[START]
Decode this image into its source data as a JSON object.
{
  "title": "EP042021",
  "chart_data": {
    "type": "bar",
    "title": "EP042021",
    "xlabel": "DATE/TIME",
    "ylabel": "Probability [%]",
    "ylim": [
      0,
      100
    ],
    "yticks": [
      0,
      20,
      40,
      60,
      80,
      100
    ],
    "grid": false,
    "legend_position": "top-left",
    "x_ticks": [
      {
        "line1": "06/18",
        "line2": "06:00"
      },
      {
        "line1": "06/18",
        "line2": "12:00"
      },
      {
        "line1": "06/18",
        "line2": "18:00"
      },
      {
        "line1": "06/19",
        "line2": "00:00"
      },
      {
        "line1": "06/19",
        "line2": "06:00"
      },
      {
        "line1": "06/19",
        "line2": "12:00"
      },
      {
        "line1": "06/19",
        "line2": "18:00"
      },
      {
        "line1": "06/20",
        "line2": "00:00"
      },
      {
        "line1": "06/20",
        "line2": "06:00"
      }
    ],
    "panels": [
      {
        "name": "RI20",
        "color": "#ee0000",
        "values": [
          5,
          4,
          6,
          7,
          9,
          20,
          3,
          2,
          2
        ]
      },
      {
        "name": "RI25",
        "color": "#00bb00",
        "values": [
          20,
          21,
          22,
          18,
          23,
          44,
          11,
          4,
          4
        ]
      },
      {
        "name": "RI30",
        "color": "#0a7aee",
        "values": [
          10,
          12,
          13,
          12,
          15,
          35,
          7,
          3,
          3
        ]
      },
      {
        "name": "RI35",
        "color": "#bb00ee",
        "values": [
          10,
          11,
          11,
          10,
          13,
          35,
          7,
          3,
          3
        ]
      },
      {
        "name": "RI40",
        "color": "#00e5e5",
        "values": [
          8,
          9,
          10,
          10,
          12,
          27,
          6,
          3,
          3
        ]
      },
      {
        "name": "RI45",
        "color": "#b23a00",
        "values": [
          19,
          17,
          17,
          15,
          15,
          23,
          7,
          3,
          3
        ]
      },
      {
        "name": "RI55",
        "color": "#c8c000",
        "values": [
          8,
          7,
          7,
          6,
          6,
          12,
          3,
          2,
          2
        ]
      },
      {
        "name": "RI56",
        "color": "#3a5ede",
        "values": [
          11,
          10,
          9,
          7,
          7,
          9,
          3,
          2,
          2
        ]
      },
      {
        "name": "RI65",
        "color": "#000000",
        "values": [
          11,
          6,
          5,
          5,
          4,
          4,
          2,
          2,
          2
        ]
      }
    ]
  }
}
[END]
Task statement: Repeat the entries shown above, every one, word for word.

The response:
Decode this image into its source data as a JSON object.
{
  "title": "EP042021",
  "chart_data": {
    "type": "bar",
    "title": "EP042021",
    "xlabel": "DATE/TIME",
    "ylabel": "Probability [%]",
    "ylim": [
      0,
      100
    ],
    "yticks": [
      0,
      20,
      40,
      60,
      80,
      100
    ],
    "grid": false,
    "legend_position": "top-left",
    "x_ticks": [
      {
        "line1": "06/18",
        "line2": "06:00"
      },
      {
        "line1": "06/18",
        "line2": "12:00"
      },
      {
        "line1": "06/18",
        "line2": "18:00"
      },
      {
        "line1": "06/19",
        "line2": "00:00"
      },
      {
        "line1": "06/19",
        "line2": "06:00"
      },
      {
        "line1": "06/19",
        "line2": "12:00"
      },
      {
        "line1": "06/19",
        "line2": "18:00"
      },
      {
        "line1": "06/20",
        "line2": "00:00"
      },
      {
        "line1": "06/20",
        "line2": "06:00"
      }
    ],
    "panels": [
      {
        "name": "RI20",
        "color": "#ee0000",
        "values": [
          5,
          4,
          6,
          7,
          9,
          20,
          3,
          2,
          2
        ]
      },
      {
        "name": "RI25",
        "color": "#00bb00",
        "values": [
          20,
          21,
          22,
          18,
          23,
          44,
          11,
          4,
          4
        ]
      },
      {
        "name": "RI30",
        "color": "#0a7aee",
        "values": [
          10,
          12,
          13,
          12,
          15,
          35,
          7,
          3,
          3
        ]
      },
      {
        "name": "RI35",
        "color": "#bb00ee",
        "values": [
          10,
          11,
          11,
          10,
          13,
          35,
          7,
          3,
          3
        ]
      },
      {
        "name": "RI40",
        "color": "#00e5e5",
        "values": [
          8,
          9,
          10,
          10,
          12,
          27,
          6,
          3,
          3
        ]
      },
      {
        "name": "RI45",
        "color": "#b23a00",
        "values": [
          19,
          17,
          17,
          15,
          15,
          23,
          7,
          3,
          3
        ]
      },
      {
        "name": "RI55",
        "color": "#c8c000",
        "values": [
          8,
          7,
          7,
          6,
          6,
          12,
          3,
          2,
          2
        ]
      },
      {
        "name": "RI56",
        "color": "#3a5ede",
        "values": [
          11,
          10,
          9,
          7,
          7,
          9,
          3,
          2,
          2
        ]
      },
      {
        "name": "RI65",
        "color": "#000000",
        "values": [
          11,
          6,
          5,
          5,
          4,
          4,
          2,
          2,
          2
        ]
      }
    ]
  }
}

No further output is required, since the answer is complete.